(Dataset rows about figures)
* * * * *

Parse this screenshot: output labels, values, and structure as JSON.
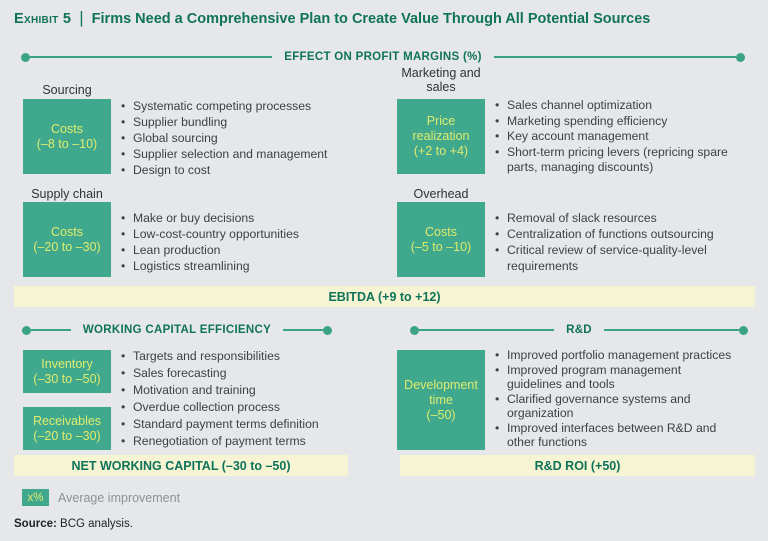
{
  "colors": {
    "background": "#e6e7e8",
    "brand_green_dark": "#0f735a",
    "divider_green": "#3aa285",
    "box_green": "#40a98d",
    "box_text_yellow": "#dfeb6e",
    "bar_yellow": "#f6f4d3",
    "body_text": "#3d4144",
    "muted_text": "#8e9194"
  },
  "header": {
    "exhibit_label": "Exhibit 5",
    "separator": "|",
    "title": "Firms Need a Comprehensive Plan to Create Value Through All Potential Sources"
  },
  "profit_margins": {
    "header": "EFFECT ON PROFIT MARGINS (%)",
    "sourcing": {
      "label": "Sourcing",
      "box_title": "Costs",
      "box_range": "(–8 to –10)",
      "bullets": [
        "Systematic competing processes",
        "Supplier bundling",
        "Global sourcing",
        "Supplier selection and management",
        "Design to cost"
      ]
    },
    "marketing": {
      "label": "Marketing and sales",
      "box_title": "Price realization",
      "box_range": "(+2 to +4)",
      "bullets": [
        "Sales channel optimization",
        "Marketing spending efficiency",
        "Key account management",
        "Short-term pricing levers (repricing spare\nparts, managing discounts)"
      ]
    },
    "supply_chain": {
      "label": "Supply chain",
      "box_title": "Costs",
      "box_range": "(–20 to –30)",
      "bullets": [
        "Make or buy decisions",
        "Low-cost-country opportunities",
        "Lean production",
        "Logistics streamlining"
      ]
    },
    "overhead": {
      "label": "Overhead",
      "box_title": "Costs",
      "box_range": "(–5 to –10)",
      "bullets": [
        "Removal of slack resources",
        "Centralization of functions outsourcing",
        "Critical review of service-quality-level\nrequirements"
      ]
    },
    "summary": "EBITDA (+9 to +12)"
  },
  "working_capital": {
    "header": "WORKING CAPITAL EFFICIENCY",
    "inventory": {
      "box_title": "Inventory",
      "box_range": "(–30 to –50)"
    },
    "receivables": {
      "box_title": "Receivables",
      "box_range": "(–20 to –30)"
    },
    "bullets": [
      "Targets and responsibilities",
      "Sales forecasting",
      "Motivation and training",
      "Overdue collection process",
      "Standard payment terms definition",
      "Renegotiation of payment terms"
    ],
    "summary": "NET WORKING CAPITAL (–30 to –50)"
  },
  "rnd": {
    "header": "R&D",
    "development": {
      "box_title": "Development time",
      "box_range": "(–50)"
    },
    "bullets": [
      "Improved portfolio management practices",
      "Improved program management\nguidelines and tools",
      "Clarified governance systems and\norganization",
      "Improved interfaces between R&D and\nother functions"
    ],
    "summary": "R&D ROI (+50)"
  },
  "legend": {
    "chip": "x%",
    "label": "Average improvement"
  },
  "source": {
    "label": "Source:",
    "text": "BCG analysis."
  }
}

* * * * *

Directions for this task: Look through the entries and work out how many lines have the word "payment" in them; reply with that number only.

Written solution: 2